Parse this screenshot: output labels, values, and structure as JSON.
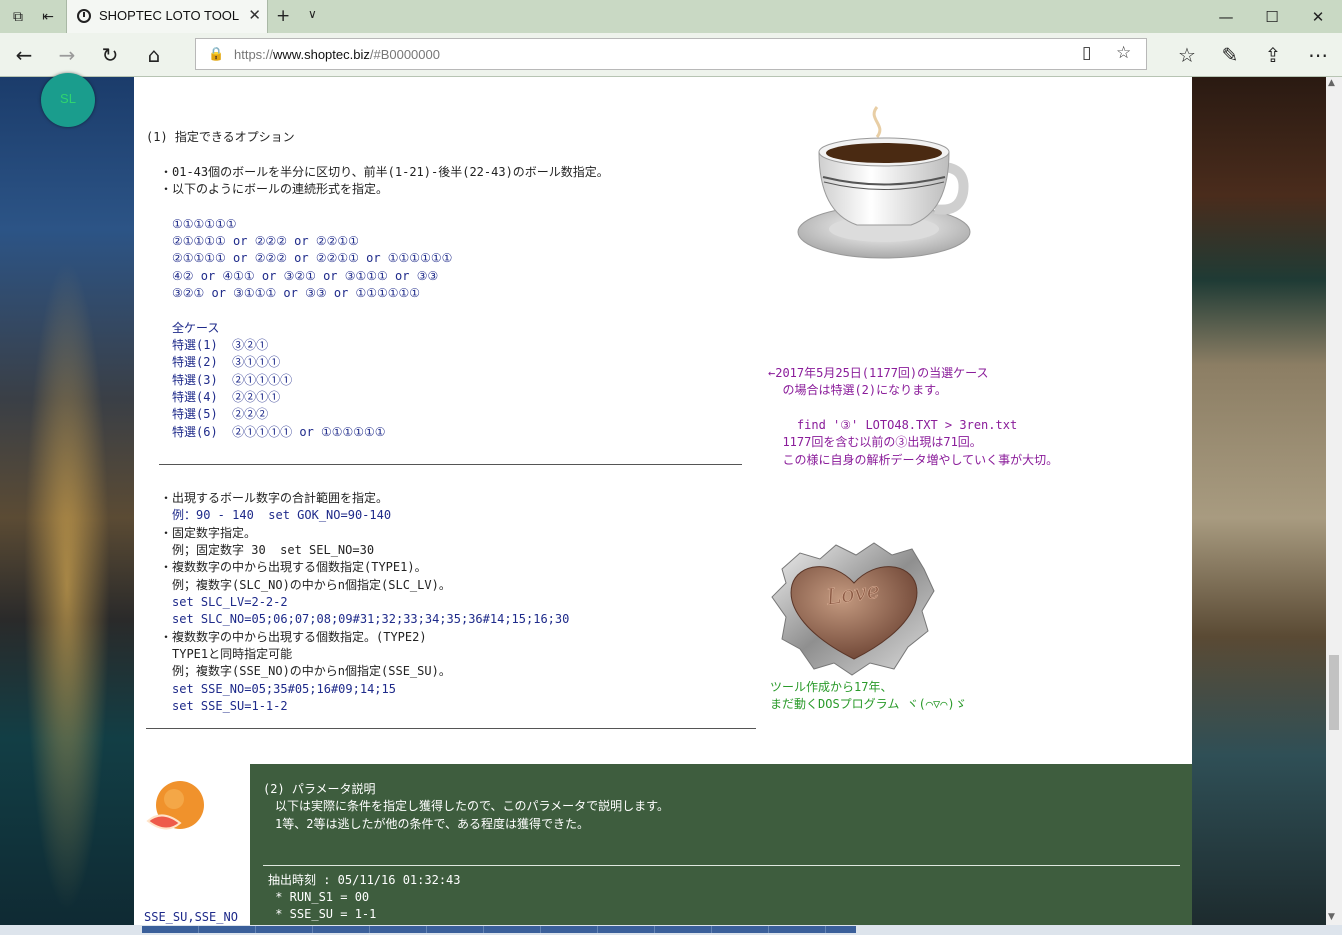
{
  "browser": {
    "tab_title": "SHOPTEC LOTO TOOL",
    "url_prefix": "https://",
    "url_host": "www.shoptec.biz",
    "url_path": "/#B0000000",
    "icons": {
      "tab_actions": "tab-actions-icon",
      "set_aside": "set-aside-tabs-icon",
      "back": "back-arrow-icon",
      "forward": "forward-arrow-icon",
      "refresh": "refresh-icon",
      "home": "home-icon",
      "reading_view": "reading-view-icon",
      "favorite": "star-icon",
      "favorites_hub": "favorites-hub-icon",
      "notes": "pen-icon",
      "share": "share-icon",
      "more": "more-icon"
    }
  },
  "badge": {
    "label": "SL"
  },
  "page": {
    "section1_title": "(1) 指定できるオプション",
    "options_intro": [
      "・01-43個のボールを半分に区切り、前半(1-21)-後半(22-43)のボール数指定。",
      "・以下のようにボールの連続形式を指定。"
    ],
    "patterns": [
      "①①①①①①",
      "②①①①① or ②②② or ②②①①",
      "②①①①① or ②②② or ②②①① or ①①①①①①",
      "④② or ④①① or ③②① or ③①①① or ③③",
      "③②① or ③①①① or ③③ or ①①①①①①"
    ],
    "all_cases_title": "全ケース",
    "special_cases": [
      "特選(1)  ③②①",
      "特選(2)  ③①①①",
      "特選(3)  ②①①①①",
      "特選(4)  ②②①①",
      "特選(5)  ②②②",
      "特選(6)  ②①①①① or ①①①①①①"
    ],
    "range_lines": [
      "・出現するボール数字の合計範囲を指定。",
      "・固定数字指定。",
      "・複数数字の中から出現する個数指定(TYPE1)。",
      "・複数数字の中から出現する個数指定。(TYPE2)"
    ],
    "range_example": "例：90 - 140  set GOK_NO=90-140",
    "fixed_example": "例；固定数字 30  set SEL_NO=30",
    "type1_example": "例；複数字(SLC_NO)の中からn個指定(SLC_LV)。",
    "type1_set1": "set SLC_LV=2-2-2",
    "type1_set2": "set SLC_NO=05;06;07;08;09#31;32;33;34;35;36#14;15;16;30",
    "type2_note": "TYPE1と同時指定可能",
    "type2_example": "例；複数字(SSE_NO)の中からn個指定(SSE_SU)。",
    "type2_set1": "set SSE_NO=05;35#05;16#09;14;15",
    "type2_set2": "set SSE_SU=1-1-2",
    "side_note": [
      "←2017年5月25日(1177回)の当選ケース",
      "  の場合は特選(2)になります。",
      "",
      "    find '③' LOTO48.TXT > 3ren.txt",
      "  1177回を含む以前の③出現は71回。",
      "  この様に自身の解析データ増やしていく事が大切。"
    ],
    "choco_note": [
      "ツール作成から17年、",
      "まだ動くDOSプログラム ヾ(⌒▽⌒)ゞ"
    ],
    "choco_word": "Love",
    "left_bottom_label": "SSE_SU,SSE_NO",
    "section2": {
      "title": "(2) パラメータ説明",
      "lines": [
        "以下は実際に条件を指定し獲得したので、このパラメータで説明します。",
        "1等、2等は逃したが他の条件で、ある程度は獲得できた。"
      ],
      "output_lines": [
        "抽出時刻 : 05/11/16 01:32:43",
        " * RUN_S1 = 00",
        " * SSE_SU = 1-1"
      ]
    }
  }
}
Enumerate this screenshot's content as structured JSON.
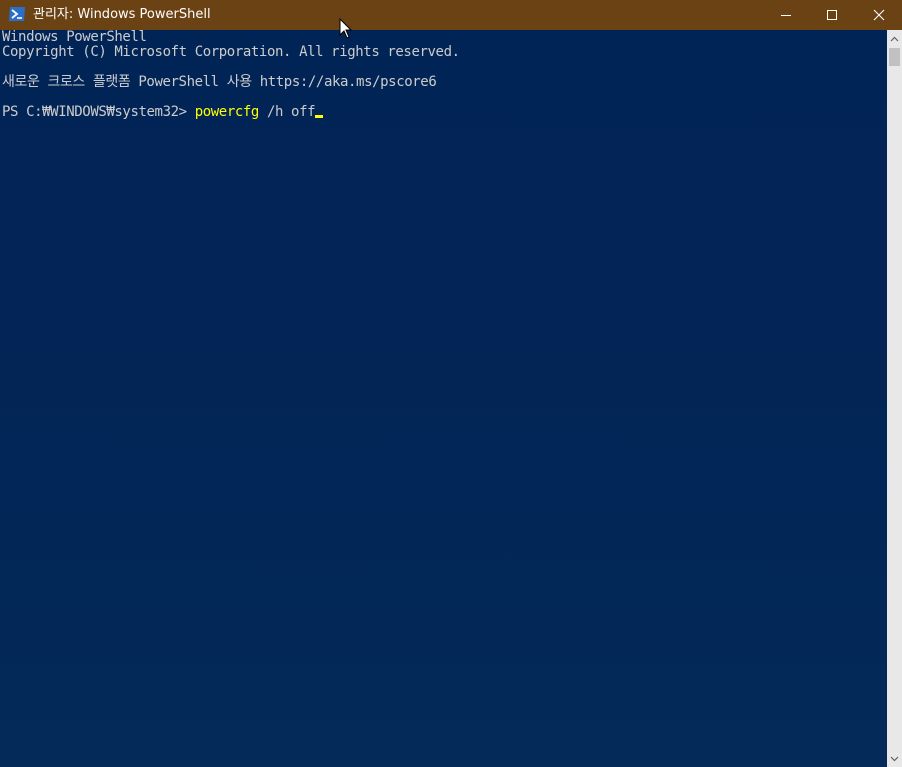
++++
Each line in the data that holds the string "②②①①" should be found and copied.

      "②①①①① or ②②② or ②②①①",
      "②①①①① or ②②② or ②②①① or ①①①①①①",
      "特選(4)  ②②①①",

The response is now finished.